WRITTEN TASK: Copy every line that holds "constructor".

(Records excerpted from a collection)
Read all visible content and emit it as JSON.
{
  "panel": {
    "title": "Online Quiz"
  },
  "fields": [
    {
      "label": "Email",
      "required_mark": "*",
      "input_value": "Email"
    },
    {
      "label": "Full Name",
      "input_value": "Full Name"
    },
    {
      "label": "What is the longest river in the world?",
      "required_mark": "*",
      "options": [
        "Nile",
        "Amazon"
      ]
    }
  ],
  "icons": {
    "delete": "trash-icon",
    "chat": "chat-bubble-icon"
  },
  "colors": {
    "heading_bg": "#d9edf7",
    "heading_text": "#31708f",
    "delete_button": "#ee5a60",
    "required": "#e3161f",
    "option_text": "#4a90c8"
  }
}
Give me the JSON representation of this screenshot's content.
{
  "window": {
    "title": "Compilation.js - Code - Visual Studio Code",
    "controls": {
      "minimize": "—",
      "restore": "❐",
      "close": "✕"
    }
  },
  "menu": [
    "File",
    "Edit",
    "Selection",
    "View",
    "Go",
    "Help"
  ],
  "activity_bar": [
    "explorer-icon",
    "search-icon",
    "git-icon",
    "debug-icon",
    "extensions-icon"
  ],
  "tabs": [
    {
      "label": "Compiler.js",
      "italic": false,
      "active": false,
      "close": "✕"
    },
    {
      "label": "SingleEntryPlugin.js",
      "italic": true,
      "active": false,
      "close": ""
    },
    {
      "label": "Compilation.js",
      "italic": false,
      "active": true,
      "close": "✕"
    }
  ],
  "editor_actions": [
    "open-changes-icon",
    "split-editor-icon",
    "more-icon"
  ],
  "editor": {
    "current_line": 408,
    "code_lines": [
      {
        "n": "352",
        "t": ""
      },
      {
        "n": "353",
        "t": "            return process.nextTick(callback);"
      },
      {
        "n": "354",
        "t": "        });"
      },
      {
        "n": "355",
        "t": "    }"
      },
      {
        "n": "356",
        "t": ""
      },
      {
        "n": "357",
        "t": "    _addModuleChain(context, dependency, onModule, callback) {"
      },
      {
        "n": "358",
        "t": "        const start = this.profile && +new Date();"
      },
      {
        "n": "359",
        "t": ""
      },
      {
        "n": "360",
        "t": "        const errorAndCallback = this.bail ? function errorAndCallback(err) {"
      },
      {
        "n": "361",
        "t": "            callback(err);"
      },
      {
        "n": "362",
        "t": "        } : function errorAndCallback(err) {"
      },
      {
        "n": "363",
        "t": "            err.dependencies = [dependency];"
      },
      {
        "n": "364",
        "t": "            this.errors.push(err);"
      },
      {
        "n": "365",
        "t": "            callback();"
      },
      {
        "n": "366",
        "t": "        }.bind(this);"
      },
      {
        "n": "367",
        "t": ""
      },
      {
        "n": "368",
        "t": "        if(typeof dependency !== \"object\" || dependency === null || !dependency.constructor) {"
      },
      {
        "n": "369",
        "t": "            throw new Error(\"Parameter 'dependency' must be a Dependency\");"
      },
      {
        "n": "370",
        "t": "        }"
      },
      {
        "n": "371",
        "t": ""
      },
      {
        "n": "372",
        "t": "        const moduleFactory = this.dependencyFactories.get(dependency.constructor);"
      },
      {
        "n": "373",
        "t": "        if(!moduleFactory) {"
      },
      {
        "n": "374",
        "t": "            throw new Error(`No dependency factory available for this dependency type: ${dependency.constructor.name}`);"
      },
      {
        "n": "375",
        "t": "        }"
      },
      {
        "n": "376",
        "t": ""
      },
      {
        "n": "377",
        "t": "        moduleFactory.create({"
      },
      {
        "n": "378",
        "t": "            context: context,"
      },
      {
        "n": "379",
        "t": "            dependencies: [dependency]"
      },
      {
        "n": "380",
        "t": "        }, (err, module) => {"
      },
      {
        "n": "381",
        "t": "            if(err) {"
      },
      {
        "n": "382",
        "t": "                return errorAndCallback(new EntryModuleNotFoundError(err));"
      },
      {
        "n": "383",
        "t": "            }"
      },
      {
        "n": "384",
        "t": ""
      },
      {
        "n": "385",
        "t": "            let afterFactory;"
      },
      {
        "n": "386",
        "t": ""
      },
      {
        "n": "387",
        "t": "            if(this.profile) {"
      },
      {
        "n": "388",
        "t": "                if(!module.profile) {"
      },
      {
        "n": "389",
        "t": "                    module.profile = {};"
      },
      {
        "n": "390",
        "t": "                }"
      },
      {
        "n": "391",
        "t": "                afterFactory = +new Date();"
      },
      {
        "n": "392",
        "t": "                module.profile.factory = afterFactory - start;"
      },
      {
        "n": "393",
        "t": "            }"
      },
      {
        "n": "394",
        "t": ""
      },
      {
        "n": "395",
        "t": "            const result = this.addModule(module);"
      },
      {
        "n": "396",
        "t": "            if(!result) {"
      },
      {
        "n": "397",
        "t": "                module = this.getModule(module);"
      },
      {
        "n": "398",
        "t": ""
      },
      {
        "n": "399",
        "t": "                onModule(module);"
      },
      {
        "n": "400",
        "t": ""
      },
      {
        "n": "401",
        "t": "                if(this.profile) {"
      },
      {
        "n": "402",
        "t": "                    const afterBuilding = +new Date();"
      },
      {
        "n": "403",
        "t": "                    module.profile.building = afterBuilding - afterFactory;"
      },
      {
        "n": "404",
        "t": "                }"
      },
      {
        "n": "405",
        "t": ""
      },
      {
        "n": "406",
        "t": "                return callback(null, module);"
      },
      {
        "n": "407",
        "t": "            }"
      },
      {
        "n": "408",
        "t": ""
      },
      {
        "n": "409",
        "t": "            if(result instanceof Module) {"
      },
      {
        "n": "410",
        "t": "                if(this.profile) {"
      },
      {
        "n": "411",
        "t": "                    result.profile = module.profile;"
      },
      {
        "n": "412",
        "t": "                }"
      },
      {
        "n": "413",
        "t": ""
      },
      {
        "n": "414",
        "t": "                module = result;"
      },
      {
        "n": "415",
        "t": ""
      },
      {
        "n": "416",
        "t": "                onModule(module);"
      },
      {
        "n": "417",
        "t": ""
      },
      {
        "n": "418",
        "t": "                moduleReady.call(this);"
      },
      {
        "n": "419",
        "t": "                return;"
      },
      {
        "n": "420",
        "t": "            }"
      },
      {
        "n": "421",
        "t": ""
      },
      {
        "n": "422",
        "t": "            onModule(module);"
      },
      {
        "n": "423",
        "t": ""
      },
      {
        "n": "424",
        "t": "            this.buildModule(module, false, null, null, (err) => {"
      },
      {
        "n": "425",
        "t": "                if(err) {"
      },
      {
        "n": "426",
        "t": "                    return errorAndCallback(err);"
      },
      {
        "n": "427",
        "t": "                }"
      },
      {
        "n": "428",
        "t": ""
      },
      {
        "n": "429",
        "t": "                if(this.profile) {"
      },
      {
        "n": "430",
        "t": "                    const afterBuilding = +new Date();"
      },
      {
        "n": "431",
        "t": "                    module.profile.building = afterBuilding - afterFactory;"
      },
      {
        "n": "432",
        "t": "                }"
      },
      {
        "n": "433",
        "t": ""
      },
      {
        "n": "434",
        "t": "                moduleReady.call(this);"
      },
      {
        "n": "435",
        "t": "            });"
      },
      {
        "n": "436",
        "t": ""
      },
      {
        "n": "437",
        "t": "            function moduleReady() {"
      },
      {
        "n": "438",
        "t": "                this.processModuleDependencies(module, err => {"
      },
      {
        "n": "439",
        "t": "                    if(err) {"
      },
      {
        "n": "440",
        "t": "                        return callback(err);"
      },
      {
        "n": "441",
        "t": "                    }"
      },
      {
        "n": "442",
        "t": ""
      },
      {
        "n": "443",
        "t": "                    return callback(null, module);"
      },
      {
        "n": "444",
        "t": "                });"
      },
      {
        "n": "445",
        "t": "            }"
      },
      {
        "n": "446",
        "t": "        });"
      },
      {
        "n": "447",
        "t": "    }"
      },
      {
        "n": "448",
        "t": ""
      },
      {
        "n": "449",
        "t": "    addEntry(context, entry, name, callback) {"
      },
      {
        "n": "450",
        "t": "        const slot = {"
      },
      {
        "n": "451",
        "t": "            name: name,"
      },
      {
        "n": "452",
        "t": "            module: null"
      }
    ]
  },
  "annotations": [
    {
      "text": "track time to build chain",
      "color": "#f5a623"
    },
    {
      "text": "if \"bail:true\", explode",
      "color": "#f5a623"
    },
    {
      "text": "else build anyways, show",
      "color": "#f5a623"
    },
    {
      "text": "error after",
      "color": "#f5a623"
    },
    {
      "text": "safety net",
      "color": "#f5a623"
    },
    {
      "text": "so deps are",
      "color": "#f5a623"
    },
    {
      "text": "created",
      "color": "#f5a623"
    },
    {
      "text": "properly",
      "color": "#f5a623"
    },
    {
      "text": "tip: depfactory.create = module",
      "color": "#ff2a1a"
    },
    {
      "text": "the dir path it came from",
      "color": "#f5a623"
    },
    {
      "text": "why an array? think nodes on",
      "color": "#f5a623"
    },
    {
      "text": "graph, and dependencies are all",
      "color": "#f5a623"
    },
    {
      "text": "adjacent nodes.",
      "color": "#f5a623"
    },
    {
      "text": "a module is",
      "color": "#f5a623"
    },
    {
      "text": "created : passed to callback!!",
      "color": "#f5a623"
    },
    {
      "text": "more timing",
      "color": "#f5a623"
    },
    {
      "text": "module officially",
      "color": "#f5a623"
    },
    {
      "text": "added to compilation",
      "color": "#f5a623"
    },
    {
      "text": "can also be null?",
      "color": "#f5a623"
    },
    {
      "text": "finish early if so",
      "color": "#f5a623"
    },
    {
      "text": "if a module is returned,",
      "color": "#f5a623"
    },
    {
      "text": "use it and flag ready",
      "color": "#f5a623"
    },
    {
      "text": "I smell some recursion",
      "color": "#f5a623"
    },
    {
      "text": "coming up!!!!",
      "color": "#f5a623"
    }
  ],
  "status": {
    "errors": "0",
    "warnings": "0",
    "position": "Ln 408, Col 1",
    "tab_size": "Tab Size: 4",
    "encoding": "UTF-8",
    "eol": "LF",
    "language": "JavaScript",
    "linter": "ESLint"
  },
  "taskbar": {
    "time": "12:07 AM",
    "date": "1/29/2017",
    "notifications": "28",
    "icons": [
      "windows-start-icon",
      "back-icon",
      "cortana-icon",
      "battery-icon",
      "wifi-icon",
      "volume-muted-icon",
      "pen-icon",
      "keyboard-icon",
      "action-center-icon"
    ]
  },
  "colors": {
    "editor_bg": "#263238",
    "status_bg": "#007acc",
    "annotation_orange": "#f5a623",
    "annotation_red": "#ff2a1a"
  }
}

WRITTEN RESPONSE:
        "t": "        if(typeof dependency !== \"object\" || dependency === null || !dependency.constructor) {"
        "t": "        const moduleFactory = this.dependencyFactories.get(dependency.constructor);"
        "t": "            throw new Error(`No dependency factory available for this dependency type: ${dependency.constructor.name}`);"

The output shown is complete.